--- LISTING ---

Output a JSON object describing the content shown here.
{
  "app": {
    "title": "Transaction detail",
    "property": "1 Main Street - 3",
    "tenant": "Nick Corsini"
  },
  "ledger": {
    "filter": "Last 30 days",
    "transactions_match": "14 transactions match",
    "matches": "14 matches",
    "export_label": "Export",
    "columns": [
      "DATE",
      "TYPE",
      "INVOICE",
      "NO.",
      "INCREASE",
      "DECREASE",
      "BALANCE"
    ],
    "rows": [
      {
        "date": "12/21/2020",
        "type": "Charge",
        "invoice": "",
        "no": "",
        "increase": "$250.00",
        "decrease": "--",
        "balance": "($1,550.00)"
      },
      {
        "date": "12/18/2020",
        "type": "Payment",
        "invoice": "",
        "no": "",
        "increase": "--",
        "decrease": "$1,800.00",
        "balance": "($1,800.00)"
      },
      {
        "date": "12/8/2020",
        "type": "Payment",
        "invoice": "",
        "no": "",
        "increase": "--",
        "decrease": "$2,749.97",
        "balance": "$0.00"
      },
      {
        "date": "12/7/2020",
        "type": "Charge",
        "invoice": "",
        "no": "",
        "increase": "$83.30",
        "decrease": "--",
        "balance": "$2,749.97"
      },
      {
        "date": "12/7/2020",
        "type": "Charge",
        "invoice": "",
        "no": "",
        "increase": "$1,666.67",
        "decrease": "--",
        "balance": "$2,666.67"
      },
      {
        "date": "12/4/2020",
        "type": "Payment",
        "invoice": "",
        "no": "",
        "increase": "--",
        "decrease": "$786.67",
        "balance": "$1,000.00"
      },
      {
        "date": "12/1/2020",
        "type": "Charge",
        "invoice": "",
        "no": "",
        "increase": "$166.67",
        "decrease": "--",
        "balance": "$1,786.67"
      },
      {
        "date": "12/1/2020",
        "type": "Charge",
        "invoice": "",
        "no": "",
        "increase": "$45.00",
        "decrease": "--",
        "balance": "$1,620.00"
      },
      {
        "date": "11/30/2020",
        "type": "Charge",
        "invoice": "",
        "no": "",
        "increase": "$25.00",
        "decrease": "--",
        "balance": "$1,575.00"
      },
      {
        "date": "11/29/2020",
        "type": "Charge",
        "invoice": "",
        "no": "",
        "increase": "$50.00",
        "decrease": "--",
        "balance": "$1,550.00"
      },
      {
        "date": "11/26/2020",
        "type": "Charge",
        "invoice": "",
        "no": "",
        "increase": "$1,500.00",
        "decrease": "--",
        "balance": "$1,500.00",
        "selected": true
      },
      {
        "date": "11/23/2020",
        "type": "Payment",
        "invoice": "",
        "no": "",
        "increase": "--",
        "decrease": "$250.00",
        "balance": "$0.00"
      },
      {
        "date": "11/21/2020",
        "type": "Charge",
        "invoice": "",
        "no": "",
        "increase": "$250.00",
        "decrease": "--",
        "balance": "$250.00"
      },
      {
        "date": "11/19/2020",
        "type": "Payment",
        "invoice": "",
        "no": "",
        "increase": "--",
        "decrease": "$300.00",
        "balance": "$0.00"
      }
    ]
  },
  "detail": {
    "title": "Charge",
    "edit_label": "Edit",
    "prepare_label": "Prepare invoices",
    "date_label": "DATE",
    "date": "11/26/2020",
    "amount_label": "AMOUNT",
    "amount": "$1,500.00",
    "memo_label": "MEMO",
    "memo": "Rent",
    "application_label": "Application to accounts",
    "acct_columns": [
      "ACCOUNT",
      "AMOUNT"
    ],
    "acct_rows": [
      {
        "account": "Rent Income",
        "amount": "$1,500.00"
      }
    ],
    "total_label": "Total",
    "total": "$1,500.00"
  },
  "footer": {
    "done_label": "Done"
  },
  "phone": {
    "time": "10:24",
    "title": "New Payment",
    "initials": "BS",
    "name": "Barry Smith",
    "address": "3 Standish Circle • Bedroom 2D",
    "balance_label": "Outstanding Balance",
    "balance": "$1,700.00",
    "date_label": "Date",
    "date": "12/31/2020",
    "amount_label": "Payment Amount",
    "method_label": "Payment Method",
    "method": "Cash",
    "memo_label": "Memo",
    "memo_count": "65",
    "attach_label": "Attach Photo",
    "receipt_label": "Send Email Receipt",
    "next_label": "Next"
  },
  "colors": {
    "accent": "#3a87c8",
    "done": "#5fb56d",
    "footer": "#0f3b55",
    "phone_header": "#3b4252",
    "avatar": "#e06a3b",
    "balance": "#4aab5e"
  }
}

---

• [YOUR OBJECTIVE]
Copy out all of the lines above exactly.

• [EXERCISE SOLUTION]
Output a JSON object describing the content shown here.
{
  "app": {
    "title": "Transaction detail",
    "property": "1 Main Street - 3",
    "tenant": "Nick Corsini"
  },
  "ledger": {
    "filter": "Last 30 days",
    "transactions_match": "14 transactions match",
    "matches": "14 matches",
    "export_label": "Export",
    "columns": [
      "DATE",
      "TYPE",
      "INVOICE",
      "NO.",
      "INCREASE",
      "DECREASE",
      "BALANCE"
    ],
    "rows": [
      {
        "date": "12/21/2020",
        "type": "Charge",
        "invoice": "",
        "no": "",
        "increase": "$250.00",
        "decrease": "--",
        "balance": "($1,550.00)"
      },
      {
        "date": "12/18/2020",
        "type": "Payment",
        "invoice": "",
        "no": "",
        "increase": "--",
        "decrease": "$1,800.00",
        "balance": "($1,800.00)"
      },
      {
        "date": "12/8/2020",
        "type": "Payment",
        "invoice": "",
        "no": "",
        "increase": "--",
        "decrease": "$2,749.97",
        "balance": "$0.00"
      },
      {
        "date": "12/7/2020",
        "type": "Charge",
        "invoice": "",
        "no": "",
        "increase": "$83.30",
        "decrease": "--",
        "balance": "$2,749.97"
      },
      {
        "date": "12/7/2020",
        "type": "Charge",
        "invoice": "",
        "no": "",
        "increase": "$1,666.67",
        "decrease": "--",
        "balance": "$2,666.67"
      },
      {
        "date": "12/4/2020",
        "type": "Payment",
        "invoice": "",
        "no": "",
        "increase": "--",
        "decrease": "$786.67",
        "balance": "$1,000.00"
      },
      {
        "date": "12/1/2020",
        "type": "Charge",
        "invoice": "",
        "no": "",
        "increase": "$166.67",
        "decrease": "--",
        "balance": "$1,786.67"
      },
      {
        "date": "12/1/2020",
        "type": "Charge",
        "invoice": "",
        "no": "",
        "increase": "$45.00",
        "decrease": "--",
        "balance": "$1,620.00"
      },
      {
        "date": "11/30/2020",
        "type": "Charge",
        "invoice": "",
        "no": "",
        "increase": "$25.00",
        "decrease": "--",
        "balance": "$1,575.00"
      },
      {
        "date": "11/29/2020",
        "type": "Charge",
        "invoice": "",
        "no": "",
        "increase": "$50.00",
        "decrease": "--",
        "balance": "$1,550.00"
      },
      {
        "date": "11/26/2020",
        "type": "Charge",
        "invoice": "",
        "no": "",
        "increase": "$1,500.00",
        "decrease": "--",
        "balance": "$1,500.00",
        "selected": true
      },
      {
        "date": "11/23/2020",
        "type": "Payment",
        "invoice": "",
        "no": "",
        "increase": "--",
        "decrease": "$250.00",
        "balance": "$0.00"
      },
      {
        "date": "11/21/2020",
        "type": "Charge",
        "invoice": "",
        "no": "",
        "increase": "$250.00",
        "decrease": "--",
        "balance": "$250.00"
      },
      {
        "date": "11/19/2020",
        "type": "Payment",
        "invoice": "",
        "no": "",
        "increase": "--",
        "decrease": "$300.00",
        "balance": "$0.00"
      }
    ]
  },
  "detail": {
    "title": "Charge",
    "edit_label": "Edit",
    "prepare_label": "Prepare invoices",
    "date_label": "DATE",
    "date": "11/26/2020",
    "amount_label": "AMOUNT",
    "amount": "$1,500.00",
    "memo_label": "MEMO",
    "memo": "Rent",
    "application_label": "Application to accounts",
    "acct_columns": [
      "ACCOUNT",
      "AMOUNT"
    ],
    "acct_rows": [
      {
        "account": "Rent Income",
        "amount": "$1,500.00"
      }
    ],
    "total_label": "Total",
    "total": "$1,500.00"
  },
  "footer": {
    "done_label": "Done"
  },
  "phone": {
    "time": "10:24",
    "title": "New Payment",
    "initials": "BS",
    "name": "Barry Smith",
    "address": "3 Standish Circle • Bedroom 2D",
    "balance_label": "Outstanding Balance",
    "balance": "$1,700.00",
    "date_label": "Date",
    "date": "12/31/2020",
    "amount_label": "Payment Amount",
    "method_label": "Payment Method",
    "method": "Cash",
    "memo_label": "Memo",
    "memo_count": "65",
    "attach_label": "Attach Photo",
    "receipt_label": "Send Email Receipt",
    "next_label": "Next"
  },
  "colors": {
    "accent": "#3a87c8",
    "done": "#5fb56d",
    "footer": "#0f3b55",
    "phone_header": "#3b4252",
    "avatar": "#e06a3b",
    "balance": "#4aab5e"
  }
}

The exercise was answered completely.